Find all lines in the records that include the word "والمغرب", and copy them out.

• [The records]
====================

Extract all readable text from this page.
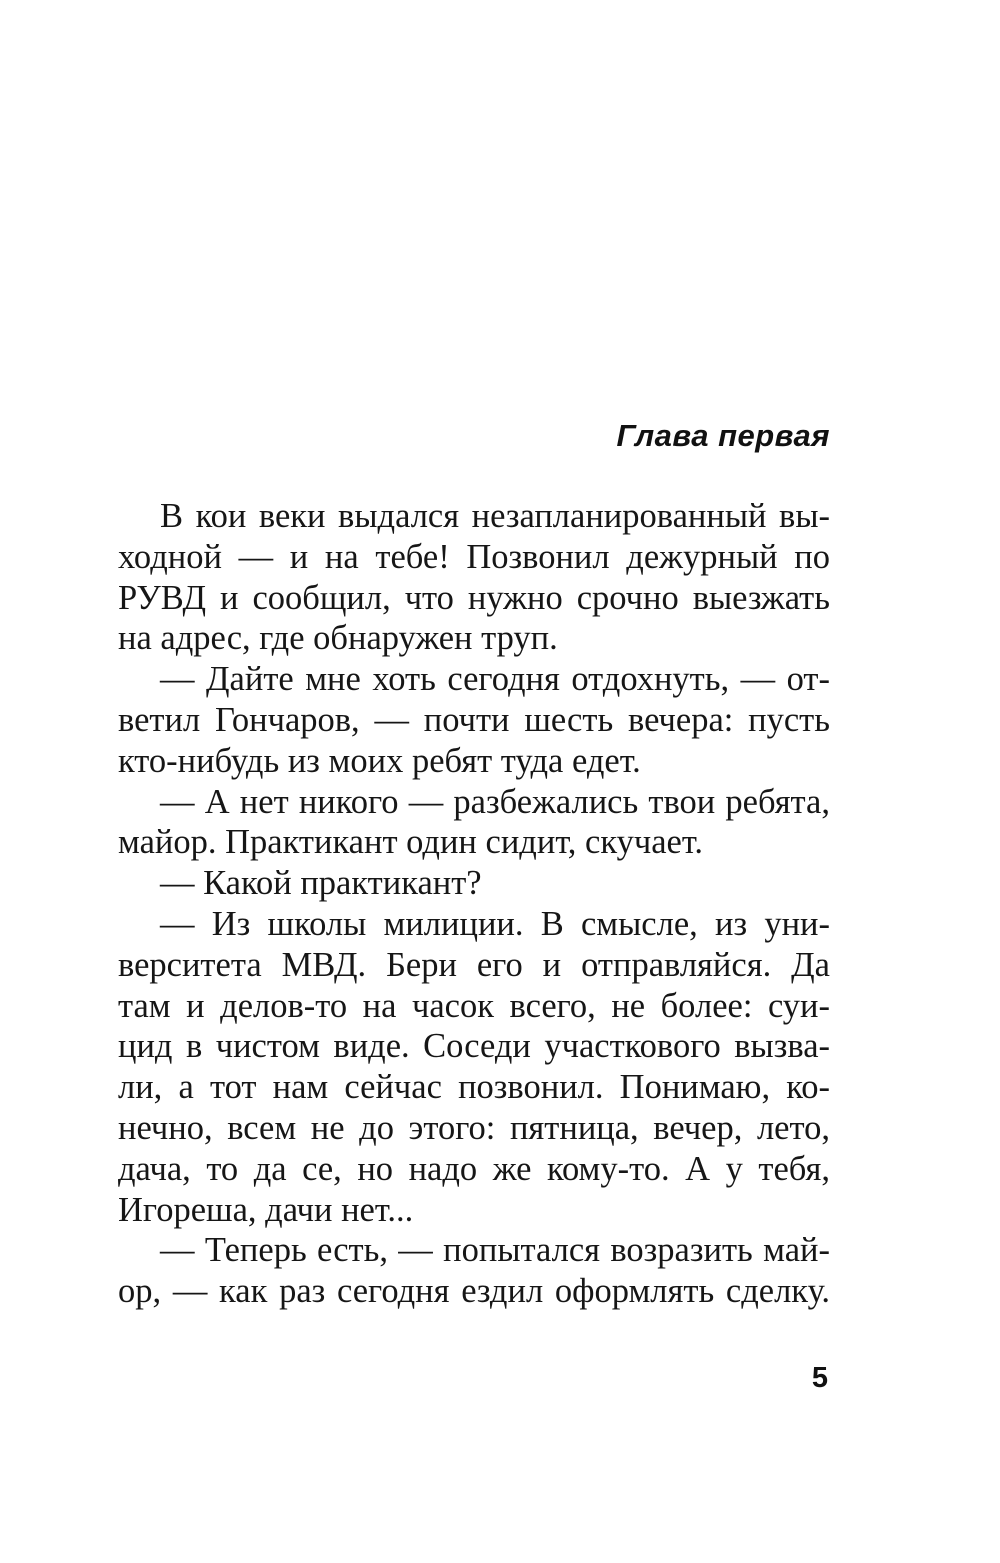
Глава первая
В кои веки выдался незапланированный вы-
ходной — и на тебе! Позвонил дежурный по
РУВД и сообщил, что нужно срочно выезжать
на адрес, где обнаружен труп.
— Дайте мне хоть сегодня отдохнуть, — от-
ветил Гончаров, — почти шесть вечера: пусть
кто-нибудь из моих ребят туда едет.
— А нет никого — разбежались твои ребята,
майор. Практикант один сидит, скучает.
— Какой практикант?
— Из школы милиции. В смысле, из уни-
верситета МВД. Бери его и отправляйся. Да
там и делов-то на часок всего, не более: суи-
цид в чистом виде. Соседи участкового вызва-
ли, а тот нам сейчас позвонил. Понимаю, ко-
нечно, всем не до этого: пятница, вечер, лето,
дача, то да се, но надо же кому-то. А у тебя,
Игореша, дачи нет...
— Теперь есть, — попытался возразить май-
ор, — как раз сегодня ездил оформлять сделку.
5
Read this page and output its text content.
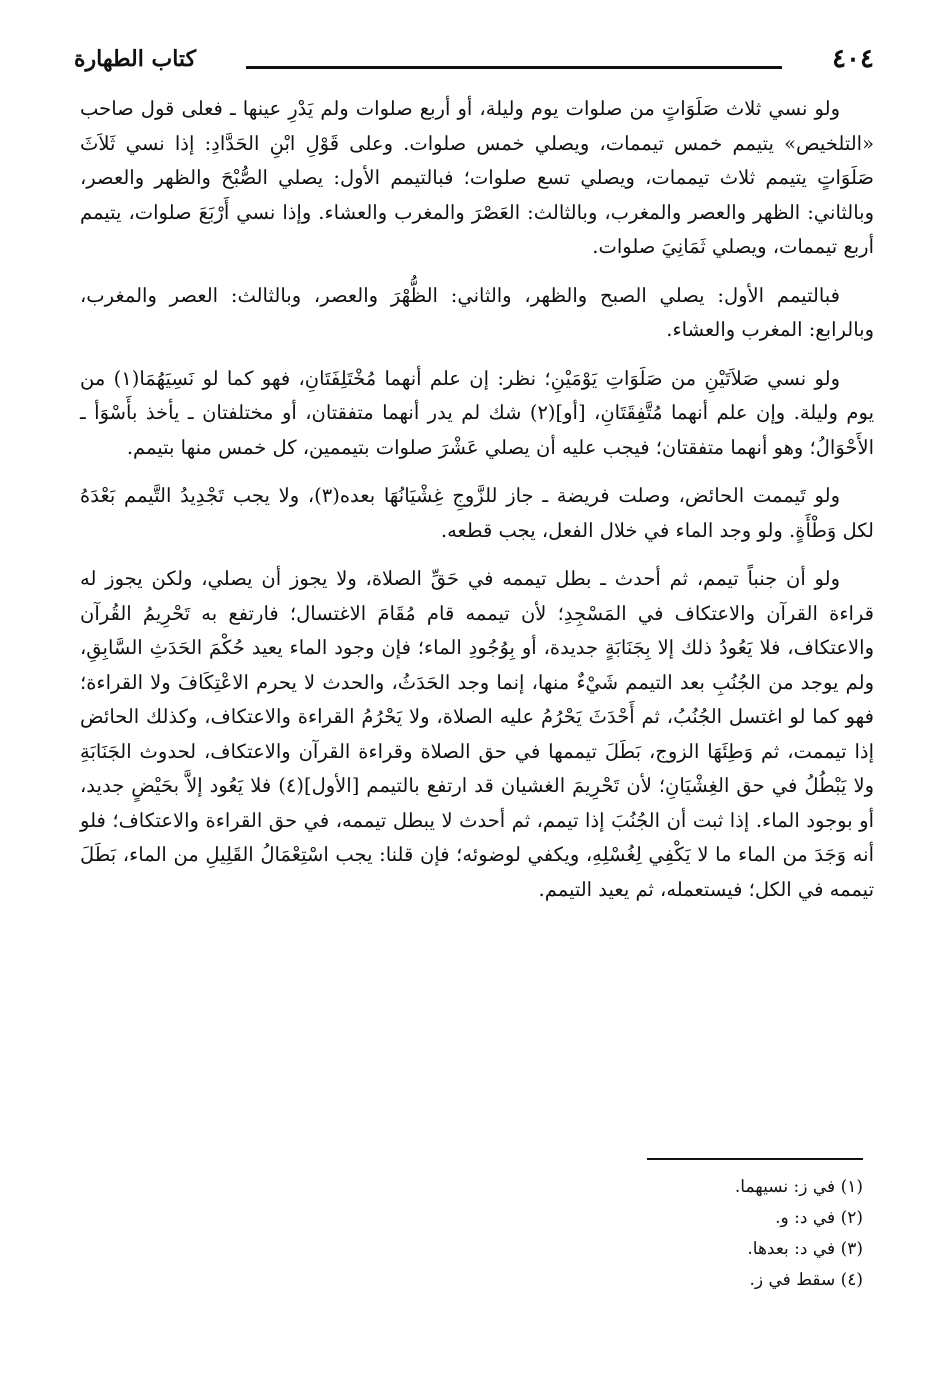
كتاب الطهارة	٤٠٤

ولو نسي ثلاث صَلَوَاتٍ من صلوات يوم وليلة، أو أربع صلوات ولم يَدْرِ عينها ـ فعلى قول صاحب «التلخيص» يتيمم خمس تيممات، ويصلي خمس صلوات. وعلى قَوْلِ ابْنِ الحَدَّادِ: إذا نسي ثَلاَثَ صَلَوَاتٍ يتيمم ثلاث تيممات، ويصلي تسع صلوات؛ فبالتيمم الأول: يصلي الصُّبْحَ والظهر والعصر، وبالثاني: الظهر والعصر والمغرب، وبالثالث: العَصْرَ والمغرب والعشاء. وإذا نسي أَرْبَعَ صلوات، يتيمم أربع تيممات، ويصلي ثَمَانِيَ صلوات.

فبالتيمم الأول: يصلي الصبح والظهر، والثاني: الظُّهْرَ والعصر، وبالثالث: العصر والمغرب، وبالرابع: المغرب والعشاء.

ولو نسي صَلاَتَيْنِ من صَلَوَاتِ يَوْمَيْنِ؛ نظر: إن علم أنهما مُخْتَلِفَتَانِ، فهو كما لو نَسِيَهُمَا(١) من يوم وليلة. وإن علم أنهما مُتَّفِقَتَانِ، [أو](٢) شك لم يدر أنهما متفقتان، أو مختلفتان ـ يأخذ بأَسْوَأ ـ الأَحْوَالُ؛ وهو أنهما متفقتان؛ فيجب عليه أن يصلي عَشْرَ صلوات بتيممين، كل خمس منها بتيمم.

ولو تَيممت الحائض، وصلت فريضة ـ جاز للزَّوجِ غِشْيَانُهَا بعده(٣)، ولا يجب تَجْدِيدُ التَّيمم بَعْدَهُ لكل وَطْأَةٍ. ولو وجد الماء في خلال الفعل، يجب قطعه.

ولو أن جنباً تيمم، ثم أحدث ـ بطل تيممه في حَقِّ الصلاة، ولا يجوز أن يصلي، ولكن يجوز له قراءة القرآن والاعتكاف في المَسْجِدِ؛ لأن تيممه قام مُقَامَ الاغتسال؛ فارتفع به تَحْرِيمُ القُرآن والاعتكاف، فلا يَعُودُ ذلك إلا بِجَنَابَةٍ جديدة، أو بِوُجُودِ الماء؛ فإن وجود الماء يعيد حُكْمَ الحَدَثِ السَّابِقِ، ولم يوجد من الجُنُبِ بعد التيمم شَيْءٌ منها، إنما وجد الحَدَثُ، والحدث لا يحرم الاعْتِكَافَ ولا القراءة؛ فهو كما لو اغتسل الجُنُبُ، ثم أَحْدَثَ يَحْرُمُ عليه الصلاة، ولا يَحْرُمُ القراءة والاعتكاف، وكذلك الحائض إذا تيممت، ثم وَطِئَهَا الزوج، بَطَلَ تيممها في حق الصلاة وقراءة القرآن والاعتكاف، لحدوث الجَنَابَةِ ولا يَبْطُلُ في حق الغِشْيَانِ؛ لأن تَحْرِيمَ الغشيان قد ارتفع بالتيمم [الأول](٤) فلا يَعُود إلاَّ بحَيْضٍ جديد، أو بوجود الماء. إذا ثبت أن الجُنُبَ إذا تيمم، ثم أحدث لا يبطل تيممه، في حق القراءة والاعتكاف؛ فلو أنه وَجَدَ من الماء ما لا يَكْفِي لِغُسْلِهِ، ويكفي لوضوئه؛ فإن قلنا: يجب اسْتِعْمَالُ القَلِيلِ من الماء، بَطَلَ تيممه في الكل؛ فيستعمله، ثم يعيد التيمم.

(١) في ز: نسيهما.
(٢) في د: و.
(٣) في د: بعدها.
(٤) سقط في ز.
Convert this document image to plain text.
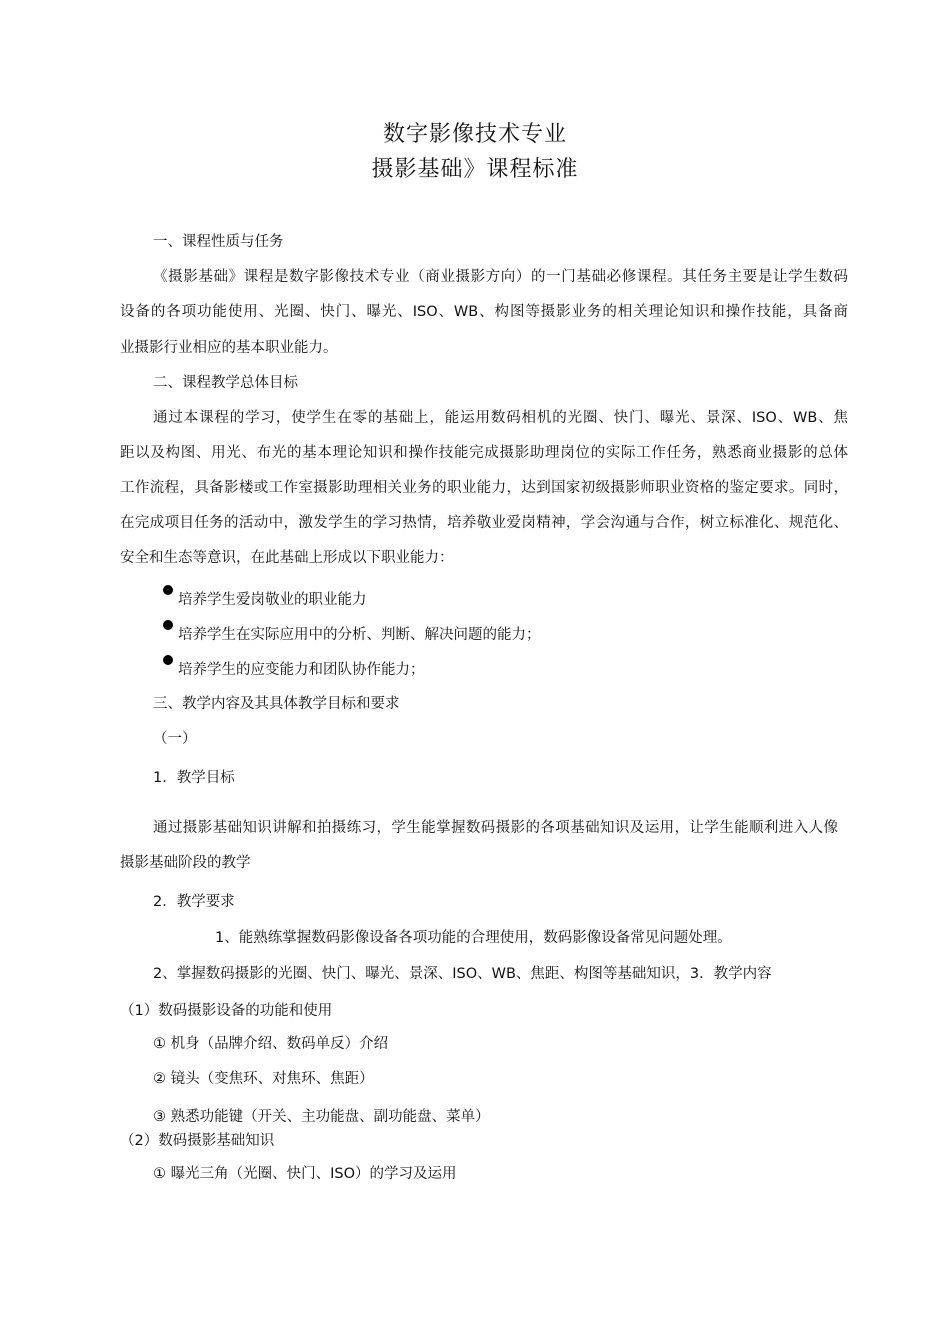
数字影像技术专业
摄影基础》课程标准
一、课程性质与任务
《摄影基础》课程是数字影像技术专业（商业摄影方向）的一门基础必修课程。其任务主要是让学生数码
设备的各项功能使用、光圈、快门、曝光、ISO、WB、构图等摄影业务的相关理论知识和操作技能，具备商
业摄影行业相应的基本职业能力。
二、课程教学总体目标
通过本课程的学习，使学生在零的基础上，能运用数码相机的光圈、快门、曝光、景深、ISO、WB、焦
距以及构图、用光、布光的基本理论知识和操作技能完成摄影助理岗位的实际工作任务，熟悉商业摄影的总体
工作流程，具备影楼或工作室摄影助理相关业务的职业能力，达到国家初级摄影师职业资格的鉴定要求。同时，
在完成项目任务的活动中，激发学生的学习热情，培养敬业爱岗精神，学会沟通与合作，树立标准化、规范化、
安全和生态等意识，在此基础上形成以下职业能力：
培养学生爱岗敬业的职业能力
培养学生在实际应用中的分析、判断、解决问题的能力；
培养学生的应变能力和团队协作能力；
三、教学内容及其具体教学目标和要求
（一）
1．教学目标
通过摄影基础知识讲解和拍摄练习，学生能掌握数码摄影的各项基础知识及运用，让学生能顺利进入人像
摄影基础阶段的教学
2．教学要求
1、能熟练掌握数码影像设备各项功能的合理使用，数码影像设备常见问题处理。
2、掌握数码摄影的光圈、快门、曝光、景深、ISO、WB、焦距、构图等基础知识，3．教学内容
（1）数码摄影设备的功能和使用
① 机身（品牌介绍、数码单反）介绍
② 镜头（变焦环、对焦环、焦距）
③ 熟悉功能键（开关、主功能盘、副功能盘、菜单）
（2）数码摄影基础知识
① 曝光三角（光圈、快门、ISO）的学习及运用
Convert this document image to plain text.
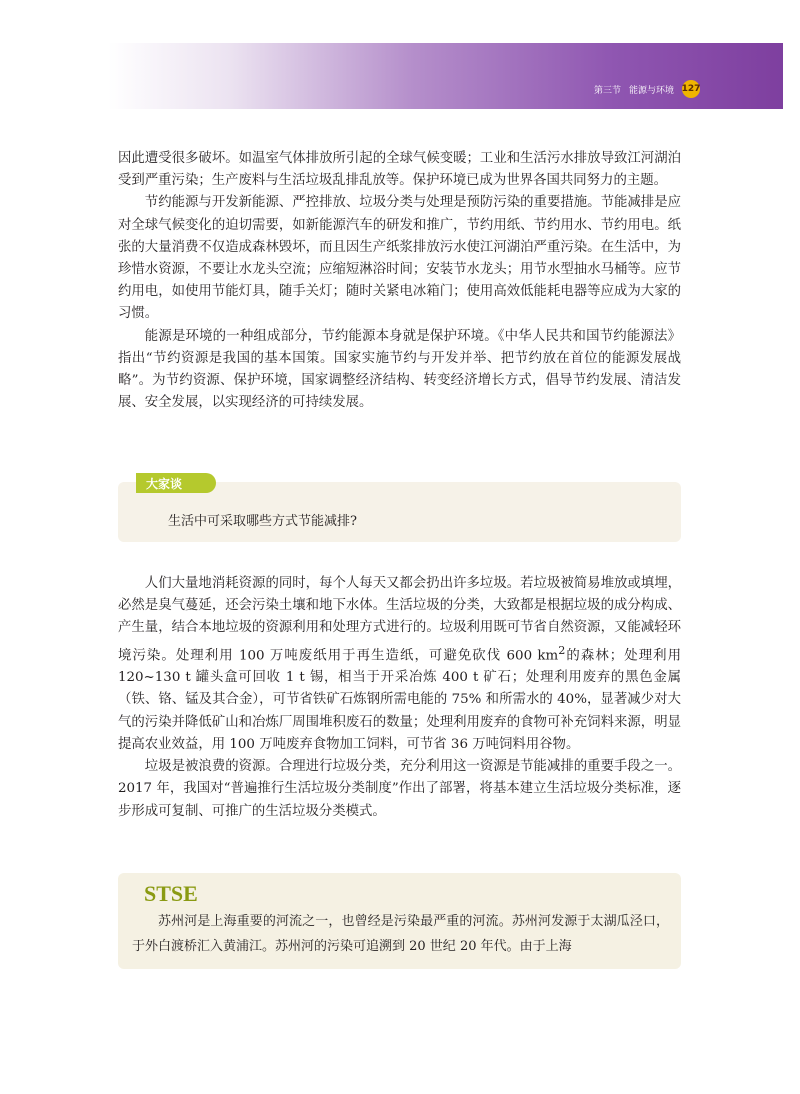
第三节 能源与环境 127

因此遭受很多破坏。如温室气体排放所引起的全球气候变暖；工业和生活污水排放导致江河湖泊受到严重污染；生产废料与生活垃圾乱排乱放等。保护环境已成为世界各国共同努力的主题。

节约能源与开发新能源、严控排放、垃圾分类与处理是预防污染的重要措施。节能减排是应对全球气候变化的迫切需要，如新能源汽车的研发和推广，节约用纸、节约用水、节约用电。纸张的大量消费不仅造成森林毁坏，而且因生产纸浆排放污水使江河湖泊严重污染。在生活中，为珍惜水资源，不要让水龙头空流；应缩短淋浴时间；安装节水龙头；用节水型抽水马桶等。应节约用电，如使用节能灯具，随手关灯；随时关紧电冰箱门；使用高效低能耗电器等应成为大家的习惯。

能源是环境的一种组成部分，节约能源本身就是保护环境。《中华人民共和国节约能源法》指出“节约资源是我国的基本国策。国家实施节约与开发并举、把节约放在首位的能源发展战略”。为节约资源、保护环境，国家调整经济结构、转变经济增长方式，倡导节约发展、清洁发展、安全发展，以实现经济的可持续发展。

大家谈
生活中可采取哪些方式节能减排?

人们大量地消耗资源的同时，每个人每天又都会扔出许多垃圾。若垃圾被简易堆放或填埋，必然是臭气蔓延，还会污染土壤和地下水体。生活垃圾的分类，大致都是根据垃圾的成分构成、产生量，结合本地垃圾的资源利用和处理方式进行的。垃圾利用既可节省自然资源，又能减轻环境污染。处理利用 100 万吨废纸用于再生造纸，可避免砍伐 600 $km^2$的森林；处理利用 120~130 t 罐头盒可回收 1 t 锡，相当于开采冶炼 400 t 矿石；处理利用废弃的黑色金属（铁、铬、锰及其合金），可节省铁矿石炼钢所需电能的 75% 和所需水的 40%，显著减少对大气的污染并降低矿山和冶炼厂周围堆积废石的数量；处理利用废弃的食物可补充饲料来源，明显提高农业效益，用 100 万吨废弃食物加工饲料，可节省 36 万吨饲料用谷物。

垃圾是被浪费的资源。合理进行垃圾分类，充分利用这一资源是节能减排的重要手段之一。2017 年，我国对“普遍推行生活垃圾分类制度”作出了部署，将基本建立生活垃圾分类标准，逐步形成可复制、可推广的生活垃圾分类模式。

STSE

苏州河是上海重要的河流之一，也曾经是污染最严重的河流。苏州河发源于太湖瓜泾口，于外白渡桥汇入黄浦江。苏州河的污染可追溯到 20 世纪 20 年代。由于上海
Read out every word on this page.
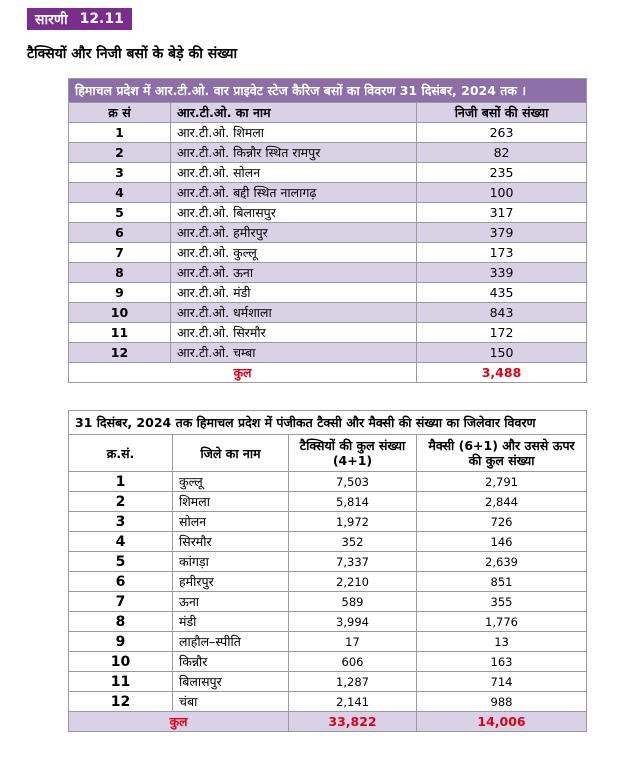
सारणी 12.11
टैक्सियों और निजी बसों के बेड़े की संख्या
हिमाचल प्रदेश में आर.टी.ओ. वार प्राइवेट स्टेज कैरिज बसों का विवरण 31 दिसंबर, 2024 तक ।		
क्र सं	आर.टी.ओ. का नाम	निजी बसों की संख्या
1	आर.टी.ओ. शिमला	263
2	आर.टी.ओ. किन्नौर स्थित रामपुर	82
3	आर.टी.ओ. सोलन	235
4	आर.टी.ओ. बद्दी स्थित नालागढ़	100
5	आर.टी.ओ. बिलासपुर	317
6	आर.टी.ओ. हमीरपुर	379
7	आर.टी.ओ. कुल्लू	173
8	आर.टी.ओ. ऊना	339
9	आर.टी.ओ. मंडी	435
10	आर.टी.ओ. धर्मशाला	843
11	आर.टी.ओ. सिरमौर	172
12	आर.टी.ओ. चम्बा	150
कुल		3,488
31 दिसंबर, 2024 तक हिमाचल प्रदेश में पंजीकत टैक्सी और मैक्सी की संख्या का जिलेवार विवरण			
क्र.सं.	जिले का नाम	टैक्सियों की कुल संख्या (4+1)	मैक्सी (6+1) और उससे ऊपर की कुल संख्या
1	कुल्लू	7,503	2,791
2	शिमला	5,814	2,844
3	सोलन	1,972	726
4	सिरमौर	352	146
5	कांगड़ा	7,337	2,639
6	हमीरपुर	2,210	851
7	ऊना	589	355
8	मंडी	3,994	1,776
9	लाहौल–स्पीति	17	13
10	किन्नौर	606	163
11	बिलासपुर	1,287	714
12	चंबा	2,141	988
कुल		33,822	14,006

====================

• [Worked answer]
ولو نسي ثلاث صَلَوَاتٍ من صلوات يوم وليلة، أو أربع صلوات ولم يَدْرِ عينها ـ فعلى قول صاحب «التلخيص» يتيمم خمس تيممات، ويصلي خمس صلوات. وعلى قَوْلِ ابْنِ الحَدَّادِ: إذا نسي ثَلاَثَ صَلَوَاتٍ يتيمم ثلاث تيممات، ويصلي تسع صلوات؛ فبالتيمم الأول: يصلي الصُّبْحَ والظهر والعصر، وبالثاني: الظهر والعصر والمغرب، وبالثالث: العَصْرَ والمغرب والعشاء. وإذا نسي أَرْبَعَ صلوات، يتيمم أربع تيممات، ويصلي ثَمَانِيَ صلوات.
فبالتيمم الأول: يصلي الصبح والظهر، والثاني: الظُّهْرَ والعصر، وبالثالث: العصر والمغرب، وبالرابع: المغرب والعشاء.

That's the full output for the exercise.